GIVEN PROBLEM:
Extract every line where the string "center" appears.

#### MATERIAL PROVIDED ####

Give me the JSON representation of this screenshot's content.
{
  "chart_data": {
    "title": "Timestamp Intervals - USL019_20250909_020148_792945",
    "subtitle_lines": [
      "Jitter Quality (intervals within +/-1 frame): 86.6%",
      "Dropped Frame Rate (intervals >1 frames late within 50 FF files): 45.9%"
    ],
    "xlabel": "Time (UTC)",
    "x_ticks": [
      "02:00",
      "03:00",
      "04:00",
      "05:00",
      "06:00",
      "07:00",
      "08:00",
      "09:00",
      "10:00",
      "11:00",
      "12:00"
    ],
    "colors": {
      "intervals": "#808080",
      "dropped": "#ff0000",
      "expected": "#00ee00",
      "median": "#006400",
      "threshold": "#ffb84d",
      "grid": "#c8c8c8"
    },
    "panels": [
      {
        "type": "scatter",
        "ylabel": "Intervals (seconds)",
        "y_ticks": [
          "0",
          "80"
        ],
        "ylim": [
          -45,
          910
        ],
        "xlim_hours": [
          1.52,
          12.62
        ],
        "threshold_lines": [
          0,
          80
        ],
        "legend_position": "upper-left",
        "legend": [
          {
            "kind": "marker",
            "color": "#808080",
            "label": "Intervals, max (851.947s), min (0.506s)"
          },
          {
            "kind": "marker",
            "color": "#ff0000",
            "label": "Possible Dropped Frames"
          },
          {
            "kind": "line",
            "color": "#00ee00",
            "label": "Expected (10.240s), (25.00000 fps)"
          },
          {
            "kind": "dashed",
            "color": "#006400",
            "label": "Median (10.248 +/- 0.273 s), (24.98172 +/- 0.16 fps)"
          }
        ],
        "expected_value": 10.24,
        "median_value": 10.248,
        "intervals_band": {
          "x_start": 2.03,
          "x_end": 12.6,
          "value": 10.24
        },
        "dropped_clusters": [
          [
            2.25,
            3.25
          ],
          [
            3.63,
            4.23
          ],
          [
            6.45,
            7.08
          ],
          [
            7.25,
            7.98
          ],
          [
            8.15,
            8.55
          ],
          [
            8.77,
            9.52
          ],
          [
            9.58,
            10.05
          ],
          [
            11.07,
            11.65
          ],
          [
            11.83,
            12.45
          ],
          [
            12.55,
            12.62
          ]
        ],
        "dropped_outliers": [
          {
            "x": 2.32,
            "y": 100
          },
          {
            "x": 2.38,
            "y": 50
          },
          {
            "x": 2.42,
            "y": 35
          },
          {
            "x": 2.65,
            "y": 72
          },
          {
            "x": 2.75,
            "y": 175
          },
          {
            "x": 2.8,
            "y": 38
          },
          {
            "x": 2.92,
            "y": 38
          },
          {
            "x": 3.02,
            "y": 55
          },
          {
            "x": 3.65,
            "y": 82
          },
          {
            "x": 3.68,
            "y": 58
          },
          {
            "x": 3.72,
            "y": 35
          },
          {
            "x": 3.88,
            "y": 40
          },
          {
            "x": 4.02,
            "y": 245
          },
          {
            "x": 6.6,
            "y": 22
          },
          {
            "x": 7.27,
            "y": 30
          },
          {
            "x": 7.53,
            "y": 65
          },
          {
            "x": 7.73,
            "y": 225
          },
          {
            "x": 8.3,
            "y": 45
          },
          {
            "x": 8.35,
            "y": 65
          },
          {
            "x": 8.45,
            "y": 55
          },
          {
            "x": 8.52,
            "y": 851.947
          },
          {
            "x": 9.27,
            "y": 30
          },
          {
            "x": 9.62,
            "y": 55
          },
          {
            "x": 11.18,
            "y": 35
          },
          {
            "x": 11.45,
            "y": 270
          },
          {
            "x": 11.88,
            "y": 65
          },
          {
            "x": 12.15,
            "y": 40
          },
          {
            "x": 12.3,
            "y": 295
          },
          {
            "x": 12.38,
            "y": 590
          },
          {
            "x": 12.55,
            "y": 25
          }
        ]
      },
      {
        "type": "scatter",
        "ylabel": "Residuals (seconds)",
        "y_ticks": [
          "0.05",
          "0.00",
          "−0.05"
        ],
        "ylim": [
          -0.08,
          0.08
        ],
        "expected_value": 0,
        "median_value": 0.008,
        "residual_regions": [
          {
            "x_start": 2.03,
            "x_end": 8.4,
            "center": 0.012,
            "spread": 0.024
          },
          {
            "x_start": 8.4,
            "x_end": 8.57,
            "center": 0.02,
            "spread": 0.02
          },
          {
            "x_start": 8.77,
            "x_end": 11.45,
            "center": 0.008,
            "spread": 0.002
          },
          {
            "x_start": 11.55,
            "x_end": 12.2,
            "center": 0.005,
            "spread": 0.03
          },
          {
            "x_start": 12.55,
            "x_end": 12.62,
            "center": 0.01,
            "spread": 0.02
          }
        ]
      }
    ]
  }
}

####

OUTPUT FOR THIS EXERCISE:
            "center": 0.012,
            "center": 0.02,
            "center": 0.008,
            "center": 0.005,
            "center": 0.01,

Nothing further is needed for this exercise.